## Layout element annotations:
— begin —
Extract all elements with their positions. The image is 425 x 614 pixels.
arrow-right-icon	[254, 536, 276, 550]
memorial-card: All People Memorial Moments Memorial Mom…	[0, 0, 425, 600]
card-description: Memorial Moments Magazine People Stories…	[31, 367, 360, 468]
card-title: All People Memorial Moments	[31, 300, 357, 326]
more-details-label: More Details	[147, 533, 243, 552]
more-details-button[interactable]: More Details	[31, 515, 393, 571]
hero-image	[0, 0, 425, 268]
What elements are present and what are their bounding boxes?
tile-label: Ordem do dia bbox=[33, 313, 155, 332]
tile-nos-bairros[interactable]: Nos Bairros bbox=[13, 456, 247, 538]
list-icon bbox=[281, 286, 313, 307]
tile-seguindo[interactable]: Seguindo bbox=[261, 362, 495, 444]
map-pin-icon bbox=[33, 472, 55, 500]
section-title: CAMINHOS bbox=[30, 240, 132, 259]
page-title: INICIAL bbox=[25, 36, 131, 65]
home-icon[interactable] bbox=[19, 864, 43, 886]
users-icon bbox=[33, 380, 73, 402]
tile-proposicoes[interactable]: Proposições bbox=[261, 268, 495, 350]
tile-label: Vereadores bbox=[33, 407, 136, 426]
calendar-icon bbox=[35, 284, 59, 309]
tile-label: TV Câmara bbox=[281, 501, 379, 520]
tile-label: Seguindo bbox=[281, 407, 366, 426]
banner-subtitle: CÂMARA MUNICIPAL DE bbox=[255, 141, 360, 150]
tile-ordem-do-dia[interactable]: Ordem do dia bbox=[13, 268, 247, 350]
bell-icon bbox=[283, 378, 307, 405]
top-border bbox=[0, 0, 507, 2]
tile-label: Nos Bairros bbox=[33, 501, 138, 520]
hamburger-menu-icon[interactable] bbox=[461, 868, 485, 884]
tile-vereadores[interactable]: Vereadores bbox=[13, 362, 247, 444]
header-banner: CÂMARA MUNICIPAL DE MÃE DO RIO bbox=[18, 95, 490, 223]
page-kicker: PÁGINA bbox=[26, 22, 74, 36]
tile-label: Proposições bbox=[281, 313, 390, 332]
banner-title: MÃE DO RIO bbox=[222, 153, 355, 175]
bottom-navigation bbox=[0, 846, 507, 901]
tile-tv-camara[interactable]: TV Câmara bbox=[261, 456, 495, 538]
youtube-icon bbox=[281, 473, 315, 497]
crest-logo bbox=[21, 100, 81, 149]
— end —
## TASK:
Please arrange every line of the data above as a numbered list, leaving out blank lines.

## TASK OUTPUT:
1. Extract all elements with their positions. The image is 425 x 614 pixels.
2. arrow-right-icon	[254, 536, 276, 550]
3. memorial-card: All People Memorial Moments Memorial Mom…	[0, 0, 425, 600]
4. card-description: Memorial Moments Magazine People Stories…	[31, 367, 360, 468]
5. card-title: All People Memorial Moments	[31, 300, 357, 326]
6. more-details-label: More Details	[147, 533, 243, 552]
7. more-details-button[interactable]: More Details	[31, 515, 393, 571]
8. hero-image	[0, 0, 425, 268]
9. What elements are present and what are their bounding boxes?
10. tile-label: Ordem do dia bbox=[33, 313, 155, 332]
11. tile-nos-bairros[interactable]: Nos Bairros bbox=[13, 456, 247, 538]
12. list-icon bbox=[281, 286, 313, 307]
13. tile-seguindo[interactable]: Seguindo bbox=[261, 362, 495, 444]
14. map-pin-icon bbox=[33, 472, 55, 500]
15. section-title: CAMINHOS bbox=[30, 240, 132, 259]
16. page-title: INICIAL bbox=[25, 36, 131, 65]
17. home-icon[interactable] bbox=[19, 864, 43, 886]
18. users-icon bbox=[33, 380, 73, 402]
19. tile-proposicoes[interactable]: Proposições bbox=[261, 268, 495, 350]
20. tile-label: Vereadores bbox=[33, 407, 136, 426]
21. calendar-icon bbox=[35, 284, 59, 309]
22. tile-label: TV Câmara bbox=[281, 501, 379, 520]
23. tile-label: Seguindo bbox=[281, 407, 366, 426]
24. banner-subtitle: CÂMARA MUNICIPAL DE bbox=[255, 141, 360, 150]
25. tile-ordem-do-dia[interactable]: Ordem do dia bbox=[13, 268, 247, 350]
26. bell-icon bbox=[283, 378, 307, 405]
27. top-border bbox=[0, 0, 507, 2]
28. tile-label: Nos Bairros bbox=[33, 501, 138, 520]
29. hamburger-menu-icon[interactable] bbox=[461, 868, 485, 884]
30. tile-vereadores[interactable]: Vereadores bbox=[13, 362, 247, 444]
31. header-banner: CÂMARA MUNICIPAL DE MÃE DO RIO bbox=[18, 95, 490, 223]
32. page-kicker: PÁGINA bbox=[26, 22, 74, 36]
33. tile-label: Proposições bbox=[281, 313, 390, 332]
34. banner-title: MÃE DO RIO bbox=[222, 153, 355, 175]
35. bottom-navigation bbox=[0, 846, 507, 901]
36. tile-tv-camara[interactable]: TV Câmara bbox=[261, 456, 495, 538]
37. youtube-icon bbox=[281, 473, 315, 497]
38. crest-logo bbox=[21, 100, 81, 149]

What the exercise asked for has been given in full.